* begin DATA SHOWN *
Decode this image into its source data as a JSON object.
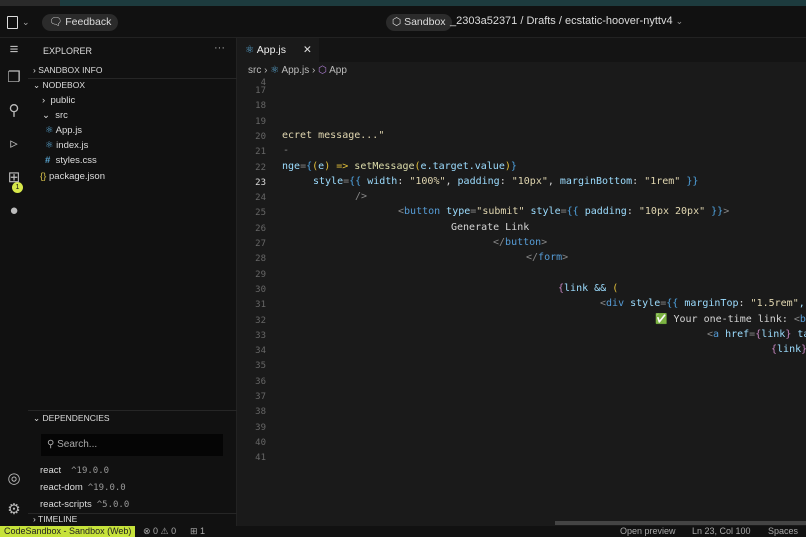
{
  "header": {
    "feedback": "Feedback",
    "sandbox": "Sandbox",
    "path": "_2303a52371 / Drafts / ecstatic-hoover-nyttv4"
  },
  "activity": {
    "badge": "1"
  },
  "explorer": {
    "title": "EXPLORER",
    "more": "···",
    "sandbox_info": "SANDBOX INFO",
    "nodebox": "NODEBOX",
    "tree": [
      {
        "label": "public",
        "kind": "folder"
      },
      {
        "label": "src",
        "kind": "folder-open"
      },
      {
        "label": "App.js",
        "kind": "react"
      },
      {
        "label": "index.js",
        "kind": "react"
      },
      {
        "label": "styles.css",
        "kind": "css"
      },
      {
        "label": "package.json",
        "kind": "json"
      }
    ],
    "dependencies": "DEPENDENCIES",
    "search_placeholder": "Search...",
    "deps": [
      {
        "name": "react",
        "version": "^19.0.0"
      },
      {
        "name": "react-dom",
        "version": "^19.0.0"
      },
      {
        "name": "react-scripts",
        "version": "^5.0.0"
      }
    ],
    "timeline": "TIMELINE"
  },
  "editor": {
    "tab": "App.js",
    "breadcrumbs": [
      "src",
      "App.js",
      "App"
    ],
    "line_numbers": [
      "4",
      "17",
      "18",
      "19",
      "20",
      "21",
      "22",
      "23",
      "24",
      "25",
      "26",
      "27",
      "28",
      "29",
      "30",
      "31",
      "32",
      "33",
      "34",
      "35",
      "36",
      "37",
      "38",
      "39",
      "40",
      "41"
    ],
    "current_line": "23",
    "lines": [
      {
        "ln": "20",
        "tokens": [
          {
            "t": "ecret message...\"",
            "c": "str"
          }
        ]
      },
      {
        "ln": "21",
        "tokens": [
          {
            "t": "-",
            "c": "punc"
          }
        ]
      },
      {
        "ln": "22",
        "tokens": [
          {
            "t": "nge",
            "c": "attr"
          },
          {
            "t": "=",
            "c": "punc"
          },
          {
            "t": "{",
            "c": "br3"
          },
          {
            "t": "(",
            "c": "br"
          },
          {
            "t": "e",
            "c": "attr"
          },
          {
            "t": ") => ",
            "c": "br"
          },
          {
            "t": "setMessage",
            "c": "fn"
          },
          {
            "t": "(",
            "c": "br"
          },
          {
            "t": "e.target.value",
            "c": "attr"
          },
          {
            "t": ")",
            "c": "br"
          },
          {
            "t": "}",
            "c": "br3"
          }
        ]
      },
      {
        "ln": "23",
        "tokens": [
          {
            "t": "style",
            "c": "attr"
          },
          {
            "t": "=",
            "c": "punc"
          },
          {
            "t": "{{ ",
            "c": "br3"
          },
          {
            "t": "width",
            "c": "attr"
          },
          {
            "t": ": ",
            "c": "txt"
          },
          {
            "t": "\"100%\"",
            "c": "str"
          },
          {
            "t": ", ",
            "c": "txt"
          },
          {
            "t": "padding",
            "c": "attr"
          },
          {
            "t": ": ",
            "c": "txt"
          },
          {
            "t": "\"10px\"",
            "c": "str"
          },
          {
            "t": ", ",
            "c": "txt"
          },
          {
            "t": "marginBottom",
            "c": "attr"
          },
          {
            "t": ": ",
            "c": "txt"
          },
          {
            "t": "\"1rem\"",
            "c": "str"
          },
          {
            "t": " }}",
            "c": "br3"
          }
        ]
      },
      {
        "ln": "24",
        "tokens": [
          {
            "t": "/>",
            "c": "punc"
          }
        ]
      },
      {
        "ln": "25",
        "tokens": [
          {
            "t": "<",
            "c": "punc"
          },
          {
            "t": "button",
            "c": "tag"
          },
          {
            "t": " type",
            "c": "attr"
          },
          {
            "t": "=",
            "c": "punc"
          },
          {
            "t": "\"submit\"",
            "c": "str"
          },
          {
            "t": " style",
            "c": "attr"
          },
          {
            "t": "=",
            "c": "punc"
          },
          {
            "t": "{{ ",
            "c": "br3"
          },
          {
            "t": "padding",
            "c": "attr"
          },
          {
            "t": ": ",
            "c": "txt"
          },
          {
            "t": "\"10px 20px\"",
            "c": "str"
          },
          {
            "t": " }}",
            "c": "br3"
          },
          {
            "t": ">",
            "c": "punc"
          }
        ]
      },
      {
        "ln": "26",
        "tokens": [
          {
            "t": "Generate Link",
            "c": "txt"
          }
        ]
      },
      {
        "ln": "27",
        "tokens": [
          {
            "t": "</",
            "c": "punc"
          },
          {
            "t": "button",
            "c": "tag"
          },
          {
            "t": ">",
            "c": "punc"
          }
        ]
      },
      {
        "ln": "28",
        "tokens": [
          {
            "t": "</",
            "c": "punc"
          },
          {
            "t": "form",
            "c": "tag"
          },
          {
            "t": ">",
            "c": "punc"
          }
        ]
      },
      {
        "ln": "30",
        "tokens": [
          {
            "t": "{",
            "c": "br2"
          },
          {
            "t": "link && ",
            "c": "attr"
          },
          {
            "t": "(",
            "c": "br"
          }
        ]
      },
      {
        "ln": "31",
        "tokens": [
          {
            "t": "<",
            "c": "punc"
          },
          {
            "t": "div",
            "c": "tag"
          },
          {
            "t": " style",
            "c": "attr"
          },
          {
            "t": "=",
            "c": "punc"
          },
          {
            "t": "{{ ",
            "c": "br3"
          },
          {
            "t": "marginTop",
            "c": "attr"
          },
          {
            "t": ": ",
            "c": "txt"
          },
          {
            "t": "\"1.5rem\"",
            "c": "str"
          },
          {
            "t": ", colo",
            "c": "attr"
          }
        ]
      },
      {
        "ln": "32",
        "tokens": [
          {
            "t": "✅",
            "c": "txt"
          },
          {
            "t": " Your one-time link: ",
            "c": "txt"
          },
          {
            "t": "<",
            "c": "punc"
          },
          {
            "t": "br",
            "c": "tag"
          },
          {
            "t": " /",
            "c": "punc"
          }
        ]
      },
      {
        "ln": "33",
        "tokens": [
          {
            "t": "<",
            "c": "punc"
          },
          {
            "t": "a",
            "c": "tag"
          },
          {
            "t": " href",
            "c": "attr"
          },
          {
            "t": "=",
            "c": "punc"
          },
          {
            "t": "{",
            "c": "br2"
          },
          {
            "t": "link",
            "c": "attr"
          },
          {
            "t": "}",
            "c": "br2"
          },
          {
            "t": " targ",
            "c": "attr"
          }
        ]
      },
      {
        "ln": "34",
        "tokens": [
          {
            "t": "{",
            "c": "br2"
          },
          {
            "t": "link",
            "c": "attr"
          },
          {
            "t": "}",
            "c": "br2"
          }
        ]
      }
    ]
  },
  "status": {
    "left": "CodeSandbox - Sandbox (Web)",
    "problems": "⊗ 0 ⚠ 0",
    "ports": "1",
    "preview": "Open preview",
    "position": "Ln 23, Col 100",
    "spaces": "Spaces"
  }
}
* end DATA SHOWN *
Reproduce the listing above exactly, excluding all pictures.

Decode this image into its source data as a JSON object.
{
  "header": {
    "feedback": "Feedback",
    "sandbox": "Sandbox",
    "path": "_2303a52371 / Drafts / ecstatic-hoover-nyttv4"
  },
  "activity": {
    "badge": "1"
  },
  "explorer": {
    "title": "EXPLORER",
    "more": "···",
    "sandbox_info": "SANDBOX INFO",
    "nodebox": "NODEBOX",
    "tree": [
      {
        "label": "public",
        "kind": "folder"
      },
      {
        "label": "src",
        "kind": "folder-open"
      },
      {
        "label": "App.js",
        "kind": "react"
      },
      {
        "label": "index.js",
        "kind": "react"
      },
      {
        "label": "styles.css",
        "kind": "css"
      },
      {
        "label": "package.json",
        "kind": "json"
      }
    ],
    "dependencies": "DEPENDENCIES",
    "search_placeholder": "Search...",
    "deps": [
      {
        "name": "react",
        "version": "^19.0.0"
      },
      {
        "name": "react-dom",
        "version": "^19.0.0"
      },
      {
        "name": "react-scripts",
        "version": "^5.0.0"
      }
    ],
    "timeline": "TIMELINE"
  },
  "editor": {
    "tab": "App.js",
    "breadcrumbs": [
      "src",
      "App.js",
      "App"
    ],
    "line_numbers": [
      "4",
      "17",
      "18",
      "19",
      "20",
      "21",
      "22",
      "23",
      "24",
      "25",
      "26",
      "27",
      "28",
      "29",
      "30",
      "31",
      "32",
      "33",
      "34",
      "35",
      "36",
      "37",
      "38",
      "39",
      "40",
      "41"
    ],
    "current_line": "23",
    "lines": [
      {
        "ln": "20",
        "tokens": [
          {
            "t": "ecret message...\"",
            "c": "str"
          }
        ]
      },
      {
        "ln": "21",
        "tokens": [
          {
            "t": "-",
            "c": "punc"
          }
        ]
      },
      {
        "ln": "22",
        "tokens": [
          {
            "t": "nge",
            "c": "attr"
          },
          {
            "t": "=",
            "c": "punc"
          },
          {
            "t": "{",
            "c": "br3"
          },
          {
            "t": "(",
            "c": "br"
          },
          {
            "t": "e",
            "c": "attr"
          },
          {
            "t": ") => ",
            "c": "br"
          },
          {
            "t": "setMessage",
            "c": "fn"
          },
          {
            "t": "(",
            "c": "br"
          },
          {
            "t": "e.target.value",
            "c": "attr"
          },
          {
            "t": ")",
            "c": "br"
          },
          {
            "t": "}",
            "c": "br3"
          }
        ]
      },
      {
        "ln": "23",
        "tokens": [
          {
            "t": "style",
            "c": "attr"
          },
          {
            "t": "=",
            "c": "punc"
          },
          {
            "t": "{{ ",
            "c": "br3"
          },
          {
            "t": "width",
            "c": "attr"
          },
          {
            "t": ": ",
            "c": "txt"
          },
          {
            "t": "\"100%\"",
            "c": "str"
          },
          {
            "t": ", ",
            "c": "txt"
          },
          {
            "t": "padding",
            "c": "attr"
          },
          {
            "t": ": ",
            "c": "txt"
          },
          {
            "t": "\"10px\"",
            "c": "str"
          },
          {
            "t": ", ",
            "c": "txt"
          },
          {
            "t": "marginBottom",
            "c": "attr"
          },
          {
            "t": ": ",
            "c": "txt"
          },
          {
            "t": "\"1rem\"",
            "c": "str"
          },
          {
            "t": " }}",
            "c": "br3"
          }
        ]
      },
      {
        "ln": "24",
        "tokens": [
          {
            "t": "/>",
            "c": "punc"
          }
        ]
      },
      {
        "ln": "25",
        "tokens": [
          {
            "t": "<",
            "c": "punc"
          },
          {
            "t": "button",
            "c": "tag"
          },
          {
            "t": " type",
            "c": "attr"
          },
          {
            "t": "=",
            "c": "punc"
          },
          {
            "t": "\"submit\"",
            "c": "str"
          },
          {
            "t": " style",
            "c": "attr"
          },
          {
            "t": "=",
            "c": "punc"
          },
          {
            "t": "{{ ",
            "c": "br3"
          },
          {
            "t": "padding",
            "c": "attr"
          },
          {
            "t": ": ",
            "c": "txt"
          },
          {
            "t": "\"10px 20px\"",
            "c": "str"
          },
          {
            "t": " }}",
            "c": "br3"
          },
          {
            "t": ">",
            "c": "punc"
          }
        ]
      },
      {
        "ln": "26",
        "tokens": [
          {
            "t": "Generate Link",
            "c": "txt"
          }
        ]
      },
      {
        "ln": "27",
        "tokens": [
          {
            "t": "</",
            "c": "punc"
          },
          {
            "t": "button",
            "c": "tag"
          },
          {
            "t": ">",
            "c": "punc"
          }
        ]
      },
      {
        "ln": "28",
        "tokens": [
          {
            "t": "</",
            "c": "punc"
          },
          {
            "t": "form",
            "c": "tag"
          },
          {
            "t": ">",
            "c": "punc"
          }
        ]
      },
      {
        "ln": "30",
        "tokens": [
          {
            "t": "{",
            "c": "br2"
          },
          {
            "t": "link && ",
            "c": "attr"
          },
          {
            "t": "(",
            "c": "br"
          }
        ]
      },
      {
        "ln": "31",
        "tokens": [
          {
            "t": "<",
            "c": "punc"
          },
          {
            "t": "div",
            "c": "tag"
          },
          {
            "t": " style",
            "c": "attr"
          },
          {
            "t": "=",
            "c": "punc"
          },
          {
            "t": "{{ ",
            "c": "br3"
          },
          {
            "t": "marginTop",
            "c": "attr"
          },
          {
            "t": ": ",
            "c": "txt"
          },
          {
            "t": "\"1.5rem\"",
            "c": "str"
          },
          {
            "t": ", colo",
            "c": "attr"
          }
        ]
      },
      {
        "ln": "32",
        "tokens": [
          {
            "t": "✅",
            "c": "txt"
          },
          {
            "t": " Your one-time link: ",
            "c": "txt"
          },
          {
            "t": "<",
            "c": "punc"
          },
          {
            "t": "br",
            "c": "tag"
          },
          {
            "t": " /",
            "c": "punc"
          }
        ]
      },
      {
        "ln": "33",
        "tokens": [
          {
            "t": "<",
            "c": "punc"
          },
          {
            "t": "a",
            "c": "tag"
          },
          {
            "t": " href",
            "c": "attr"
          },
          {
            "t": "=",
            "c": "punc"
          },
          {
            "t": "{",
            "c": "br2"
          },
          {
            "t": "link",
            "c": "attr"
          },
          {
            "t": "}",
            "c": "br2"
          },
          {
            "t": " targ",
            "c": "attr"
          }
        ]
      },
      {
        "ln": "34",
        "tokens": [
          {
            "t": "{",
            "c": "br2"
          },
          {
            "t": "link",
            "c": "attr"
          },
          {
            "t": "}",
            "c": "br2"
          }
        ]
      }
    ]
  },
  "status": {
    "left": "CodeSandbox - Sandbox (Web)",
    "problems": "⊗ 0 ⚠ 0",
    "ports": "1",
    "preview": "Open preview",
    "position": "Ln 23, Col 100",
    "spaces": "Spaces"
  }
}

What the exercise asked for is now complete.